[Data items]
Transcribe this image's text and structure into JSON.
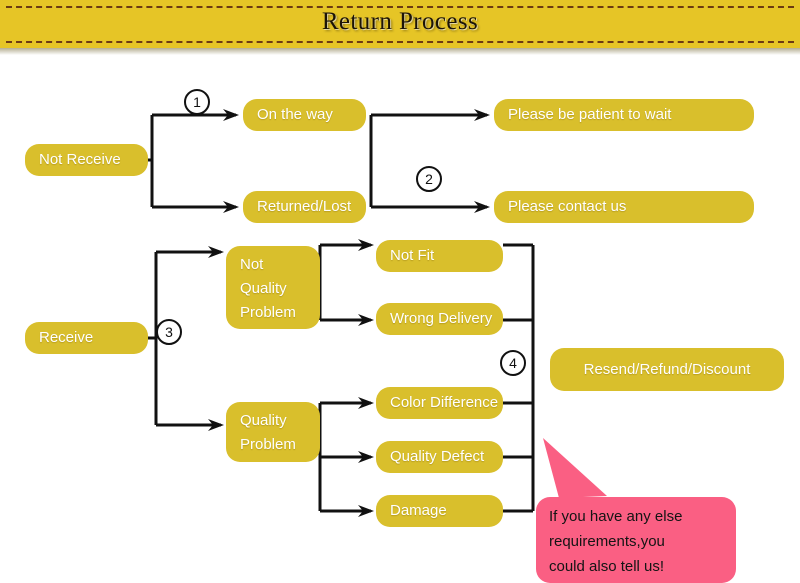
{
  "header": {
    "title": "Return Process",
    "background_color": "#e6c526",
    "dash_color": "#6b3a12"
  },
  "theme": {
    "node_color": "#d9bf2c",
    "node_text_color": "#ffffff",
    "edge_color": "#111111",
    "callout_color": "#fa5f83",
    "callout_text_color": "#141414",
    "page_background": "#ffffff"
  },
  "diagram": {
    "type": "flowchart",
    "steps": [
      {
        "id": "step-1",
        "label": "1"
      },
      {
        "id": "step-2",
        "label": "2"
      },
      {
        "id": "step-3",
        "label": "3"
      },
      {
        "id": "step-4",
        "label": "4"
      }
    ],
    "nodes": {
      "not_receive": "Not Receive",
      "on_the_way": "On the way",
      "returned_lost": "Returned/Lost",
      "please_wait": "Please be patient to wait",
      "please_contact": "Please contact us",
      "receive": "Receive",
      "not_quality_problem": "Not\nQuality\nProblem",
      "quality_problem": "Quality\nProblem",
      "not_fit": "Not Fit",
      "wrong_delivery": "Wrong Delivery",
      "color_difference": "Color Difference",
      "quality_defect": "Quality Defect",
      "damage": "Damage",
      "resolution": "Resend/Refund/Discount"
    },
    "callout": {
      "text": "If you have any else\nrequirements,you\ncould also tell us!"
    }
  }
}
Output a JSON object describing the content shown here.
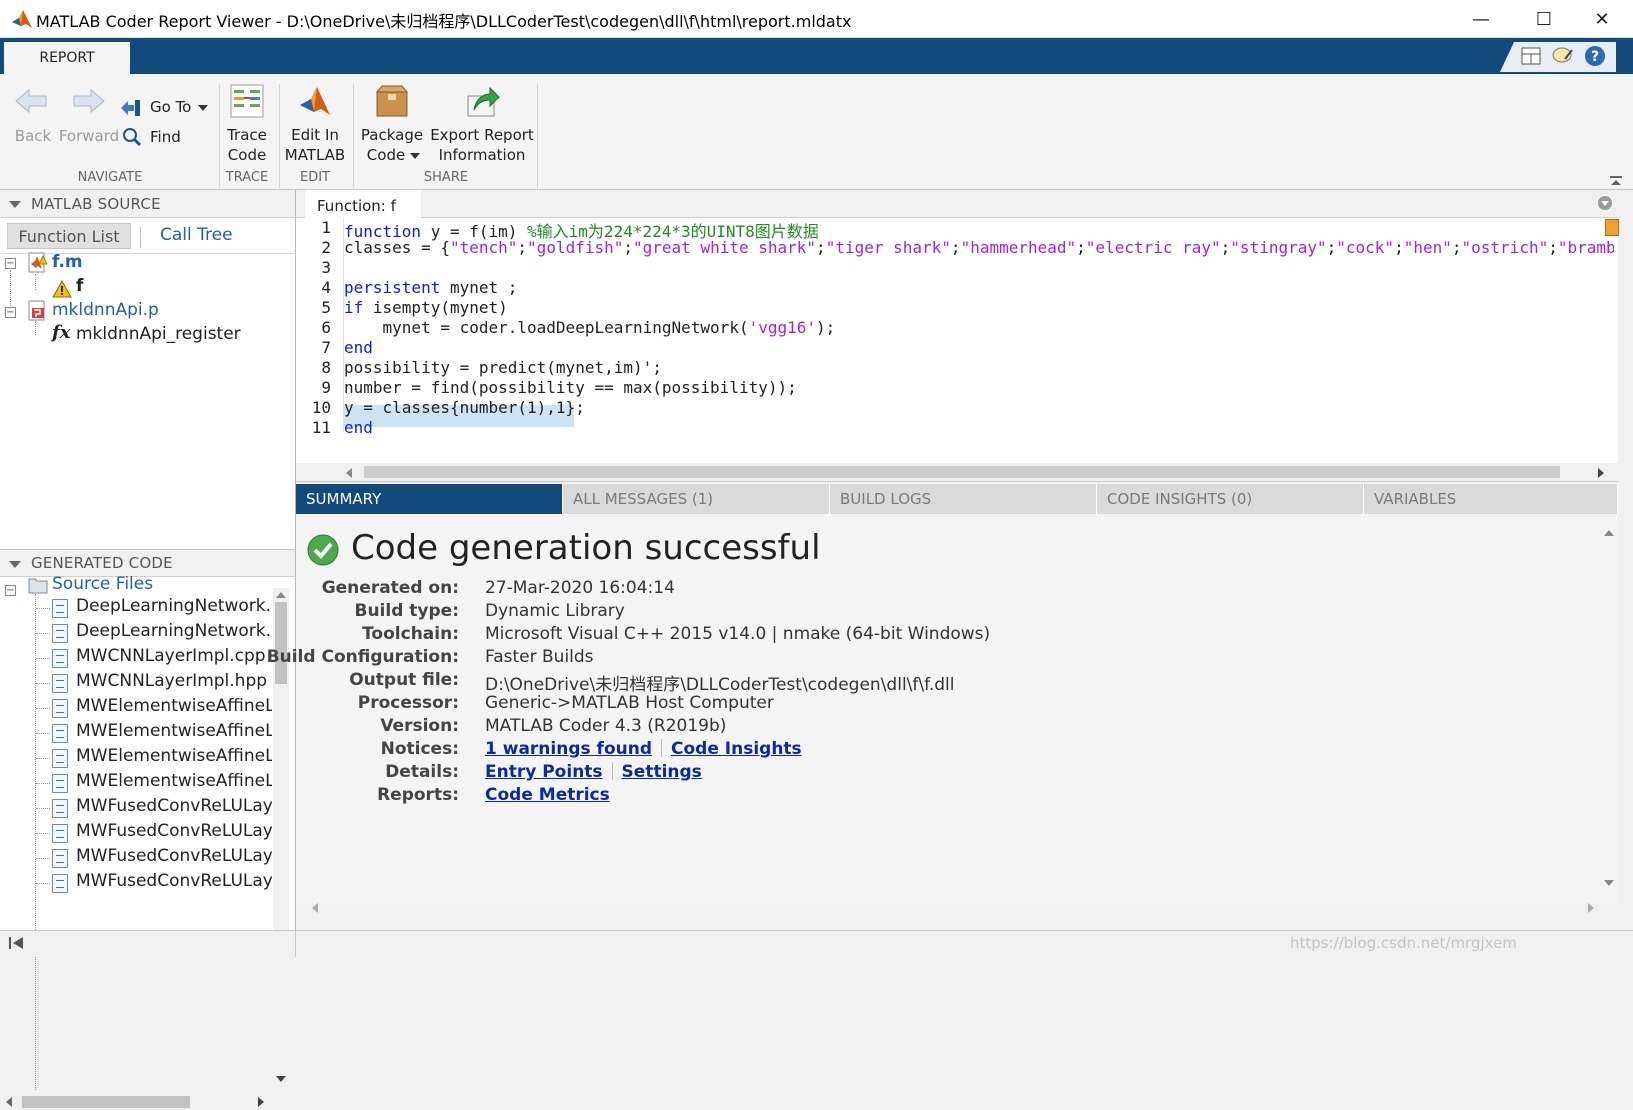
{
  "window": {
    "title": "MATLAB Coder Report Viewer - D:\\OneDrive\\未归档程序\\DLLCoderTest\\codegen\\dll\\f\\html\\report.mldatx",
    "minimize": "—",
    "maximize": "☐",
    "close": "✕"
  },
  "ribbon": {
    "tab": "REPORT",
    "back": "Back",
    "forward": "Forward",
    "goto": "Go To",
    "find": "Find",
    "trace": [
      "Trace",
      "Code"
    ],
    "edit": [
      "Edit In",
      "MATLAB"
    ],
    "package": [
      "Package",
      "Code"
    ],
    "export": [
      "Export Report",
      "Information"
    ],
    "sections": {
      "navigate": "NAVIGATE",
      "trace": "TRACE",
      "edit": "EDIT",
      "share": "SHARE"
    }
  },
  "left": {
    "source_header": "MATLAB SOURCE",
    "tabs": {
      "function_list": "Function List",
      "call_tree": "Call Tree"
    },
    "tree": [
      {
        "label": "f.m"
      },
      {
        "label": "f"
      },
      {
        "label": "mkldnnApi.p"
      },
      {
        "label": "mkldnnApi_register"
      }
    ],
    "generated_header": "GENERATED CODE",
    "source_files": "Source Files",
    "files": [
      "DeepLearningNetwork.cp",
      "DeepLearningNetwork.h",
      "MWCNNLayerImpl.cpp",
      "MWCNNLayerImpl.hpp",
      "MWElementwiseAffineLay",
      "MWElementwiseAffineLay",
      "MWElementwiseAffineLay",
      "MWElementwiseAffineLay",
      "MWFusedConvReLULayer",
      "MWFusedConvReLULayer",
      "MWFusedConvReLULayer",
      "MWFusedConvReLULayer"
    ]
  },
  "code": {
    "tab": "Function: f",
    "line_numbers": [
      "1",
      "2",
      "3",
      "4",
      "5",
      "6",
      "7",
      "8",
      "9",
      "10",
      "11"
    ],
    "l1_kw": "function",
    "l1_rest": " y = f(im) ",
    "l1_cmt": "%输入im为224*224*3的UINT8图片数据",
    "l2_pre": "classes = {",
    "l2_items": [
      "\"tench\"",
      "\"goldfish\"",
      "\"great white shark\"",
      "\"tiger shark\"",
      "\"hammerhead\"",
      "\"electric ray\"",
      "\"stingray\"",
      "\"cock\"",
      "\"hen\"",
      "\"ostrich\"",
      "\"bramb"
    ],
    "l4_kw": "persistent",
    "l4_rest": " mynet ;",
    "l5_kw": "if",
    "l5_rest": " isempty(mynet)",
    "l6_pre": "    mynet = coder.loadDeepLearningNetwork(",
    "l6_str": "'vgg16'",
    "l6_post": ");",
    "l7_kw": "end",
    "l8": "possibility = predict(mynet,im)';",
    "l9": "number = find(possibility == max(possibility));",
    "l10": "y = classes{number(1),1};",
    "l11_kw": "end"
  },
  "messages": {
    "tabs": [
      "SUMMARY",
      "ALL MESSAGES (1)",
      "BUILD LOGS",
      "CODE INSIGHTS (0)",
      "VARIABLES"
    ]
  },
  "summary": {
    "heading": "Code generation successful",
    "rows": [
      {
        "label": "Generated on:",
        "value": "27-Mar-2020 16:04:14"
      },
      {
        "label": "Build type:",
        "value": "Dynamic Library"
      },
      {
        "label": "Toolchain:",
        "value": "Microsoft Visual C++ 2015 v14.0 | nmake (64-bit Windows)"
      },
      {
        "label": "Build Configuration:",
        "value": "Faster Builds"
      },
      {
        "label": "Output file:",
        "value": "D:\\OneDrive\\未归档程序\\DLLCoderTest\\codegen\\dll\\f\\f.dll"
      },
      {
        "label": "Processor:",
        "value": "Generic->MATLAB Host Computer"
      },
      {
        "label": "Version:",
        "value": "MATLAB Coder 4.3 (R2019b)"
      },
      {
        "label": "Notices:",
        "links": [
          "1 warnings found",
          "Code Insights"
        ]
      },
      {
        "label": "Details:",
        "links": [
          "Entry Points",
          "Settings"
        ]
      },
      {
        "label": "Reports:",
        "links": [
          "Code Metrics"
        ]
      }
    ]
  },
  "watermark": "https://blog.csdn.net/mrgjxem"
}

...

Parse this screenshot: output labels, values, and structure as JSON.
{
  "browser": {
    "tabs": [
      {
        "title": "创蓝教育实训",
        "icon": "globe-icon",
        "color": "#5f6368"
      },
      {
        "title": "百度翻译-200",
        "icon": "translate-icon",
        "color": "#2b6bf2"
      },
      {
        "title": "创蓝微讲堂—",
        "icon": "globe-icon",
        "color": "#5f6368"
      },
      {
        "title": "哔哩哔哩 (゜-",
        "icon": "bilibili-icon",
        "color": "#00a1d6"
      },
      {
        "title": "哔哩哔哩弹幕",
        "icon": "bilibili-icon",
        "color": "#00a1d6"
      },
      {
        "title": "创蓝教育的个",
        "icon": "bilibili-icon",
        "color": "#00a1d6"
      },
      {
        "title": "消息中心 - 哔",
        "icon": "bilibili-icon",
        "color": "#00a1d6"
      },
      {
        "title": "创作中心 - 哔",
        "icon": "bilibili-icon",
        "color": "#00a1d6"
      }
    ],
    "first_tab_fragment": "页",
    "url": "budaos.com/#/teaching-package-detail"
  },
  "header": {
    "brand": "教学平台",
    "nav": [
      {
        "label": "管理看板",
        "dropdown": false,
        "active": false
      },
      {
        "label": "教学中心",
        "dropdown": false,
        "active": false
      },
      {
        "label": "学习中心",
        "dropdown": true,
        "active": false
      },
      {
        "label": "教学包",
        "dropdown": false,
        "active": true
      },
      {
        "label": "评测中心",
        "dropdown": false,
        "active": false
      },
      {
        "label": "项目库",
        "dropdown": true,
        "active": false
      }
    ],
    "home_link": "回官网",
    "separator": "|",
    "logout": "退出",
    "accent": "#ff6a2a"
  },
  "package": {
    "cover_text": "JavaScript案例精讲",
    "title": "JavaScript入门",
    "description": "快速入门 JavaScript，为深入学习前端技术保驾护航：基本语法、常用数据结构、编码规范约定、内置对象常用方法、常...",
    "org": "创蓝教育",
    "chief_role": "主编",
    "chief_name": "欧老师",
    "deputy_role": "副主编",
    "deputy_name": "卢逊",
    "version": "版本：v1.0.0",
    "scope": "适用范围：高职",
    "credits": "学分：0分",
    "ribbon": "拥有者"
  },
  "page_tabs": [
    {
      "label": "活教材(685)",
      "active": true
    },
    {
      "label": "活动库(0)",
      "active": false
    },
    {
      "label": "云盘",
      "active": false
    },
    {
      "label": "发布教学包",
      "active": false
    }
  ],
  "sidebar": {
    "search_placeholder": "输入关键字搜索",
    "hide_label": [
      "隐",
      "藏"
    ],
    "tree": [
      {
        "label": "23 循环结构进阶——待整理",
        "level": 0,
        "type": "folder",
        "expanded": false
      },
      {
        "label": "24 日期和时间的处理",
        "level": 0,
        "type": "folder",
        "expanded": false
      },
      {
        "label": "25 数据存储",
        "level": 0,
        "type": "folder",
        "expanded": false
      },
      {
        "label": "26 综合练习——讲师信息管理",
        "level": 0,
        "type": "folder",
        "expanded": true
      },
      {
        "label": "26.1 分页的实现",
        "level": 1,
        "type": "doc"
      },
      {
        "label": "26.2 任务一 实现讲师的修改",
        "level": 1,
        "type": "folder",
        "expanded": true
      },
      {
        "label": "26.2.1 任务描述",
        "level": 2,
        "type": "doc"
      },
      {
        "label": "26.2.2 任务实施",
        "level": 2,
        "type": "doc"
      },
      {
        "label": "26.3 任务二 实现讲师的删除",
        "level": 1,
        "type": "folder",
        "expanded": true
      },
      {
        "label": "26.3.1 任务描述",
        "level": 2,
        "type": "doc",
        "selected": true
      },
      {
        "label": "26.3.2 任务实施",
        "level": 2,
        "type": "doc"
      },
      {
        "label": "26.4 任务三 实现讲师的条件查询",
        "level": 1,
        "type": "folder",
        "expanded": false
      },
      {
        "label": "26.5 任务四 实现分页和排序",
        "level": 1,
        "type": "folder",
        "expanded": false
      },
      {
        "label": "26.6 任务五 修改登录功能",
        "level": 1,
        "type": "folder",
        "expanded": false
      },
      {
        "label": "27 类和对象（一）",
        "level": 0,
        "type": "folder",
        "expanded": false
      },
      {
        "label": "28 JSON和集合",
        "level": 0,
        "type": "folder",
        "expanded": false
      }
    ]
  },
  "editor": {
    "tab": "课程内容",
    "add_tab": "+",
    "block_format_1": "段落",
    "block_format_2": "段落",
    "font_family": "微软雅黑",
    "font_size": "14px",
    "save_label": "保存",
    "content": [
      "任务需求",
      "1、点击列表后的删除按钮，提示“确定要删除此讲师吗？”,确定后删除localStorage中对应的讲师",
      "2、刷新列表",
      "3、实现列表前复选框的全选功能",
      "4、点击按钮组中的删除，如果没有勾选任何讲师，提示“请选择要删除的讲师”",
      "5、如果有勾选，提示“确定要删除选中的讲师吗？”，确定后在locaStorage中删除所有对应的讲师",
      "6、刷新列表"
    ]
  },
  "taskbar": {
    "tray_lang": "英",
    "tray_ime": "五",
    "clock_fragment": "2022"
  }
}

◆ **What you are asked to do**
State the count of lines holding the string "MWCNNLayerImpl" in the listing above, and nothing else.

◆ **The completed task**
2